• [To be done]
Search the records for the word "오프라인" and pick out every line that has it.

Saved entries

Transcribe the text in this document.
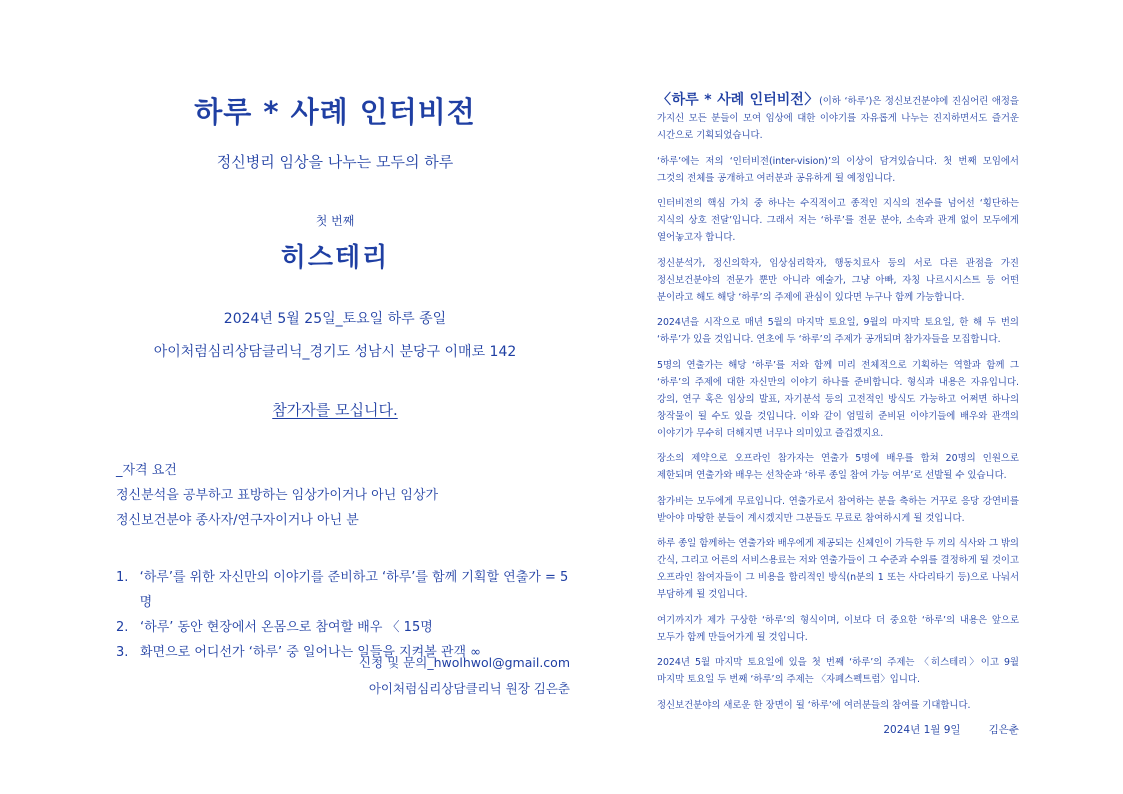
하루 * 사례 인터비전
정신병리 임상을 나누는 모두의 하루
첫 번째
히스테리
2024년 5월 25일_토요일 하루 종일
아이처럼심리상담클리닉_경기도 성남시 분당구 이매로 142
참가자를 모십니다.
_자격 요건
정신분석을 공부하고 표방하는 임상가이거나 아닌 임상가
정신보건분야 종사자/연구자이거나 아닌 분
1. ‘하루’를 위한 자신만의 이야기를 준비하고 ‘하루’를 함께 기획할 연출가 = 5명
2. ‘하루’ 동안 현장에서 온몸으로 참여할 배우 〈 15명
3. 화면으로 어디선가 ‘하루’ 중 일어나는 일들을 지켜볼 관객 ∞
신청 및 문의_hwolhwol@gmail.com
아이처럼심리상담클리닉 원장 김은춘

〈하루 * 사례 인터비전〉(이하 ‘하루’)은 정신보건분야에 진심어린 애정을 가지신 모든 분들이 모여 임상에 대한 이야기를 자유롭게 나누는 진지하면서도 즐거운 시간으로 기획되었습니다.

‘하루’에는 저의 ‘인터비전(inter-vision)’의 이상이 담겨있습니다. 첫 번째 모임에서 그것의 전체를 공개하고 여러분과 공유하게 될 예정입니다.

인터비전의 핵심 가치 중 하나는 수직적이고 종적인 지식의 전수를 넘어선 ‘횡단하는 지식의 상호 전달’입니다. 그래서 저는 ‘하루’를 전문 분야, 소속과 관계 없이 모두에게 열어놓고자 합니다.

정신분석가, 정신의학자, 임상심리학자, 행동치료사 등의 서로 다른 관점을 가진 정신보건분야의 전문가 뿐만 아니라 예술가, 그냥 아빠, 자칭 나르시시스트 등 어떤 분이라고 해도 해당 ‘하루’의 주제에 관심이 있다면 누구나 함께 가능합니다.

2024년을 시작으로 매년 5월의 마지막 토요일, 9월의 마지막 토요일, 한 해 두 번의 ‘하루’가 있을 것입니다. 연초에 두 ‘하루’의 주제가 공개되며 참가자들을 모집합니다.

5명의 연출가는 해당 ‘하루’를 저와 함께 미리 전체적으로 기획하는 역할과 함께 그 ‘하루’의 주제에 대한 자신만의 이야기 하나를 준비합니다. 형식과 내용은 자유입니다. 강의, 연구 혹은 임상의 발표, 자기분석 등의 고전적인 방식도 가능하고 어쩌면 하나의 창작물이 될 수도 있을 것입니다. 이와 같이 엄밀히 준비된 이야기들에 배우와 관객의 이야기가 무수히 더해지면 너무나 의미있고 즐겁겠지요.

장소의 제약으로 오프라인 참가자는 연출가 5명에 배우를 합쳐 20명의 인원으로 제한되며 연출가와 배우는 선착순과 ‘하루 종일 참여 가능 여부’로 선발될 수 있습니다.

참가비는 모두에게 무료입니다. 연출가로서 참여하는 분을 축하는 거꾸로 응당 강연비를 받아야 마땅한 분들이 계시겠지만 그분들도 무료로 참여하시게 될 것입니다.

하루 종일 함께하는 연출가와 배우에게 제공되는 신체인이 가득한 두 끼의 식사와 그 밖의 간식, 그리고 어른의 서비스용료는 저와 연출가들이 그 수준과 수위를 결정하게 될 것이고 오프라인 참여자들이 그 비용을 합리적인 방식(n분의 1 또는 사다리타기 등)으로 나눠서 부담하게 될 것입니다.

여기까지가 제가 구상한 ‘하루’의 형식이며, 이보다 더 중요한 ‘하루’의 내용은 앞으로 모두가 함께 만들어가게 될 것입니다.

2024년 5월 마지막 토요일에 있을 첫 번째 ‘하루’의 주제는 〈히스테리〉이고 9월 마지막 토요일 두 번째 ‘하루’의 주제는 〈자폐스펙트럼〉입니다.

정신보건분야의 새로운 한 장면이 될 ‘하루’에 여러분들의 참여를 기대합니다.

2024년 1월 9일	김은춘
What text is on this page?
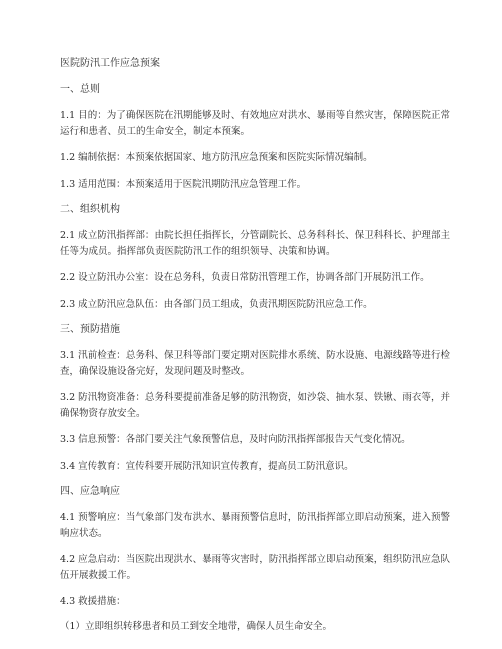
医院防汛工作应急预案
一、总则
1.1 目的：为了确保医院在汛期能够及时、有效地应对洪水、暴雨等自然灾害，保障医院正常运行和患者、员工的生命安全，制定本预案。
1.2 编制依据：本预案依据国家、地方防汛应急预案和医院实际情况编制。
1.3 适用范围：本预案适用于医院汛期防汛应急管理工作。
二、组织机构
2.1 成立防汛指挥部：由院长担任指挥长，分管副院长、总务科科长、保卫科科长、护理部主任等为成员。指挥部负责医院防汛工作的组织领导、决策和协调。
2.2 设立防汛办公室：设在总务科，负责日常防汛管理工作，协调各部门开展防汛工作。
2.3 成立防汛应急队伍：由各部门员工组成，负责汛期医院防汛应急工作。
三、预防措施
3.1 汛前检查：总务科、保卫科等部门要定期对医院排水系统、防水设施、电源线路等进行检查，确保设施设备完好，发现问题及时整改。
3.2 防汛物资准备：总务科要提前准备足够的防汛物资，如沙袋、抽水泵、铁锹、雨衣等，并确保物资存放安全。
3.3 信息预警：各部门要关注气象预警信息，及时向防汛指挥部报告天气变化情况。
3.4 宣传教育：宣传科要开展防汛知识宣传教育，提高员工防汛意识。
四、应急响应
4.1 预警响应：当气象部门发布洪水、暴雨预警信息时，防汛指挥部立即启动预案，进入预警响应状态。
4.2 应急启动：当医院出现洪水、暴雨等灾害时，防汛指挥部立即启动预案，组织防汛应急队伍开展救援工作。
4.3 救援措施：
（1）立即组织转移患者和员工到安全地带，确保人员生命安全。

• [The response]
장소의 제약으로 오프라인 참가자는 연출가 5명에 배우를 합쳐 20명의 인원으로 제한되며 연출가와 배우는 선착순과 ‘하루 종일 참여 가능 여부’로 선발될 수 있습니다.
하루 종일 함께하는 연출가와 배우에게 제공되는 신체인이 가득한 두 끼의 식사와 그 밖의 간식, 그리고 어른의 서비스용료는 저와 연출가들이 그 수준과 수위를 결정하게 될 것이고 오프라인 참여자들이 그 비용을 합리적인 방식(n분의 1 또는 사다리타기 등)으로 나눠서 부담하게 될 것입니다.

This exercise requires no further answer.